**Set problem**
Return every line of the data below that includes the string "Maple".

>> begin Available records

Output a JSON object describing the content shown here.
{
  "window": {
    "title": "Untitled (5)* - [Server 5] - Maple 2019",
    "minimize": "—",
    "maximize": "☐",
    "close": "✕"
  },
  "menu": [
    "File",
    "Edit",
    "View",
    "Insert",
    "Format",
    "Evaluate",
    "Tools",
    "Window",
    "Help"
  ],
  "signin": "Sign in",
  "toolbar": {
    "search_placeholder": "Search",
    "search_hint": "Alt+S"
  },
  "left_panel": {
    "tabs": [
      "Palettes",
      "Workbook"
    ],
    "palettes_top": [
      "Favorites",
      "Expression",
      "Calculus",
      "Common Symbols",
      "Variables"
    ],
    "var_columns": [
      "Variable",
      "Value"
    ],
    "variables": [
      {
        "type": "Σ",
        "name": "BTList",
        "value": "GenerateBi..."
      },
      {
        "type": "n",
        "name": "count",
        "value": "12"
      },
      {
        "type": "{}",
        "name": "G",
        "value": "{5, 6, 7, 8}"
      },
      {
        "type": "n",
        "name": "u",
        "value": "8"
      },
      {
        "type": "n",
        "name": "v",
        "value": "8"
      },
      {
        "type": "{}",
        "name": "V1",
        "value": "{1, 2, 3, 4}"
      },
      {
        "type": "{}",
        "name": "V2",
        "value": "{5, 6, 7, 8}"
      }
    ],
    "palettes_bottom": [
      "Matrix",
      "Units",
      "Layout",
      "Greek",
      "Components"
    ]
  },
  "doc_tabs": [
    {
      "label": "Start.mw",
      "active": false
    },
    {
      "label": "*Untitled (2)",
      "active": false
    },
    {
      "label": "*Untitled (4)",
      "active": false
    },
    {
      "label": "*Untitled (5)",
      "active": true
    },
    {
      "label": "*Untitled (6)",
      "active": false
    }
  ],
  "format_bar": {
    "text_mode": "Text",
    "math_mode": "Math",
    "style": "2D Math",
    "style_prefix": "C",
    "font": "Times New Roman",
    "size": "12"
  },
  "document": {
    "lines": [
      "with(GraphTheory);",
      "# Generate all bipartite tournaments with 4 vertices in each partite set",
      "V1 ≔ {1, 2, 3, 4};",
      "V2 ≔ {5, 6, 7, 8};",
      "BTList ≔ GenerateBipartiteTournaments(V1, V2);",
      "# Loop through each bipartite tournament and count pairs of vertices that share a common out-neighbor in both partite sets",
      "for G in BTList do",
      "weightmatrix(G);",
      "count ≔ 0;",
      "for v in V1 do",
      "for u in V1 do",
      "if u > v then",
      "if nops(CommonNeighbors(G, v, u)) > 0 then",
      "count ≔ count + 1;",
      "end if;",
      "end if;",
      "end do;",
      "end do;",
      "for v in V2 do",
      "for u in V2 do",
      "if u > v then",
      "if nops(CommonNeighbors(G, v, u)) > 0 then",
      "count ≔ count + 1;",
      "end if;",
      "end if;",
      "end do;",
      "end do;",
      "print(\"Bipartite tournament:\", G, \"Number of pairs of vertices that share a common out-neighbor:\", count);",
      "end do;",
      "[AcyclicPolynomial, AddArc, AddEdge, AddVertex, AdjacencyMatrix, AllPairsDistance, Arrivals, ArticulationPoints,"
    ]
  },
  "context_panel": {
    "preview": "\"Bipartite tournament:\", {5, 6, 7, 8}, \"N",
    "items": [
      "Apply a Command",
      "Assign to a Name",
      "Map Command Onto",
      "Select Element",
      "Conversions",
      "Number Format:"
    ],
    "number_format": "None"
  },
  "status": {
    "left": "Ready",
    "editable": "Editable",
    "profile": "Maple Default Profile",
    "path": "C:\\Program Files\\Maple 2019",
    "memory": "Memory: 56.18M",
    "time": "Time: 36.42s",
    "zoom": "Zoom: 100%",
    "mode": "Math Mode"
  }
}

>> end Available records

**Reply to the exercise**
    "title": "Untitled (5)* - [Server 5] - Maple 2019",
    "profile": "Maple Default Profile",
    "path": "C:\\Program Files\\Maple 2019",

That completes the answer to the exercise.